### ARTICLE

************

Anne Mary Hockaday (born 31 May 1962) is a British journalist and academic administrator. Since October 2022, she has been Master of Trinity Hall, Cambridge. She was previously head of the BBC Multimedia Newsroom, and controller of BBC World Service English.

Early life
Hockaday was born in Oxford, attending Oxford High School, an all-girls private school. She studied English at the University of Cambridge where she was an undergraduate student of Trinity Hall, Cambridge. Then, as a Fulbright Scholar, studied journalism (MA) at New York University.

Career
She joined the BBC as a World Service production trainee in 1986. She worked as a correspondent in Prague in the early 1990s and as a reporter, editor, producer for World Service news output. She was also the editor of The World Today.

She was the editor of BBC World Service News and Current Affairs (2001–2006), managing daily and weekly news and current affairs output for 9/11, Afghanistan and the Invasion of Iraq. Her department won a special Sony Gold award for its 9/11 coverage.

************

### COLLECTED MATERIAL
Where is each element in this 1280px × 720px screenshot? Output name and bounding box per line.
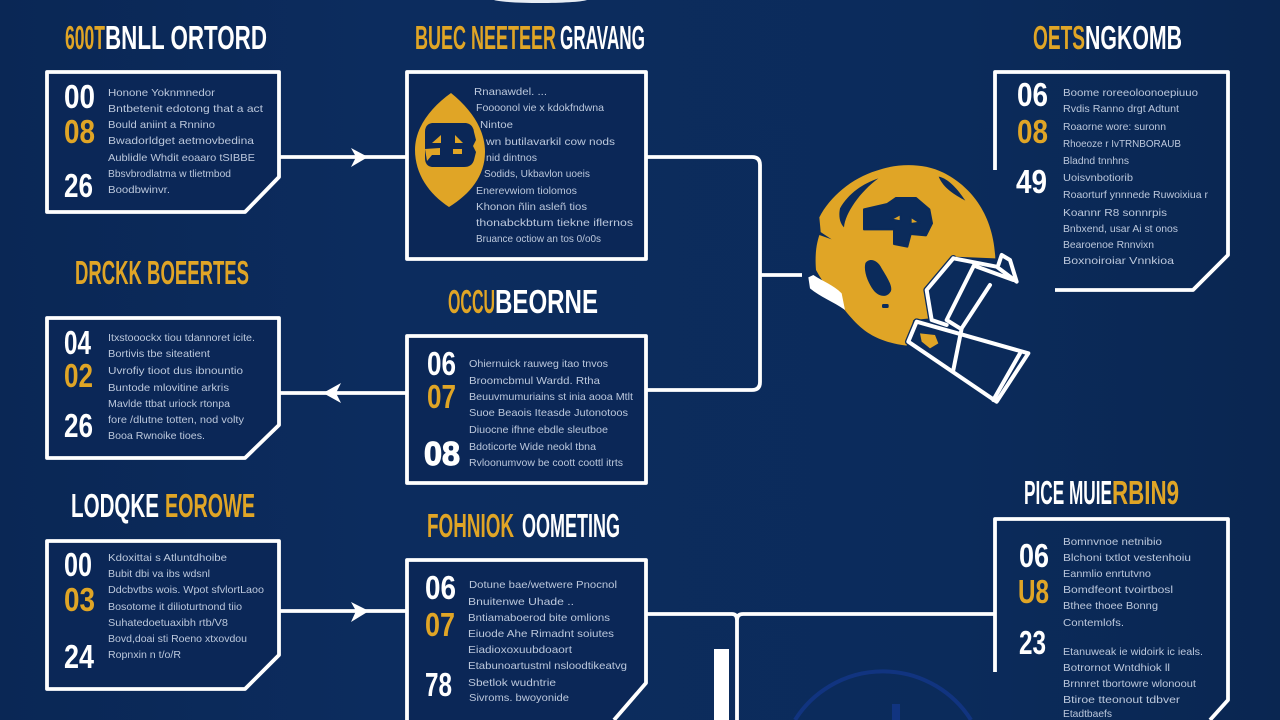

************

### EXERCISE TASK
Return the Mary Hockaday article text between "Anne Mary Hockaday" and "World Service English.", inclusive, copied exactly.

### EXERCISE ANSWER
Anne Mary Hockaday (born 31 May 1962) is a British journalist and academic administrator. Since October 2022, she has been Master of Trinity Hall, Cambridge. She was previously head of the BBC Multimedia Newsroom, and controller of BBC World Service English.